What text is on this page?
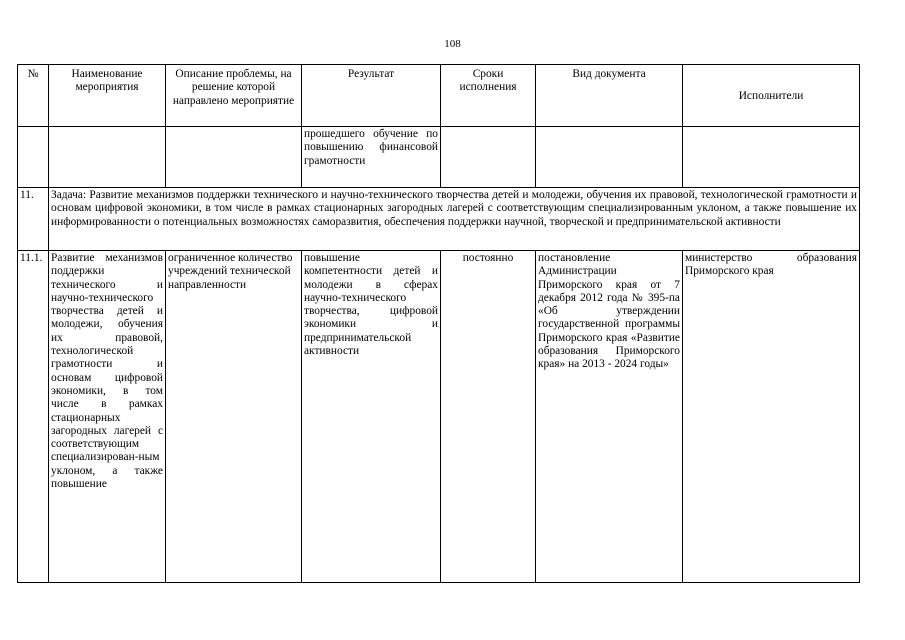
108
№	Наименование мероприятия	Описание проблемы, на решение которой направлено мероприятие	Результат	Сроки исполнения	Вид документа	Исполнители
			прошедшего обучение по повышению финансовой грамотности			
11.	Задача: Развитие механизмов поддержки технического и научно-технического творчества детей и молодежи, обучения их правовой, технологической грамотности и основам цифровой экономики, в том числе в рамках стационарных загородных лагерей с соответствующим специализированным уклоном, а также повышение их информированности о потенциальных возможностях саморазвития, обеспечения поддержки научной, творческой и предпринимательской активности					
11.1.	Развитие механизмов поддержки технического и научно-технического творчества детей и молодежи, обучения их правовой, технологической грамотности и основам цифровой экономики, в том числе в рамках стационарных загородных лагерей с соответствующим специализирован-ным уклоном, а также повышение	ограниченное количество учреждений технической направленности	повышение компетентности детей и молодежи в сферах научно-технического творчества, цифровой экономики и предпринимательской активности	постоянно	постановление Администрации Приморского края от 7 декабря 2012 года № 395-па «Об утверждении государственной программы Приморского края «Развитие образования Приморского края» на 2013 - 2024 годы»	министерство образования Приморского края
■ ■ ■ ■
PROBLEM STATEMENT
Lines that hold "творчества" are the ones to copy; find all of them.

COMPLETED TASK
11.	Задача: Развитие механизмов поддержки технического и научно-технического творчества детей и молодежи, обучения их правовой, технологической грамотности и основам цифровой экономики, в том числе в рамках стационарных загородных лагерей с соответствующим специализированным уклоном, а также повышение их информированности о потенциальных возможностях саморазвития, обеспечения поддержки научной, творческой и предпринимательской активности					
11.1.	Развитие механизмов поддержки технического и научно-технического творчества детей и молодежи, обучения их правовой, технологической грамотности и основам цифровой экономики, в том числе в рамках стационарных загородных лагерей с соответствующим специализирован-ным уклоном, а также повышение	ограниченное количество учреждений технической направленности	повышение компетентности детей и молодежи в сферах научно-технического творчества, цифровой экономики и предпринимательской активности	постоянно	постановление Администрации Приморского края от 7 декабря 2012 года № 395-па «Об утверждении государственной программы Приморского края «Развитие образования Приморского края» на 2013 - 2024 годы»	министерство образования Приморского края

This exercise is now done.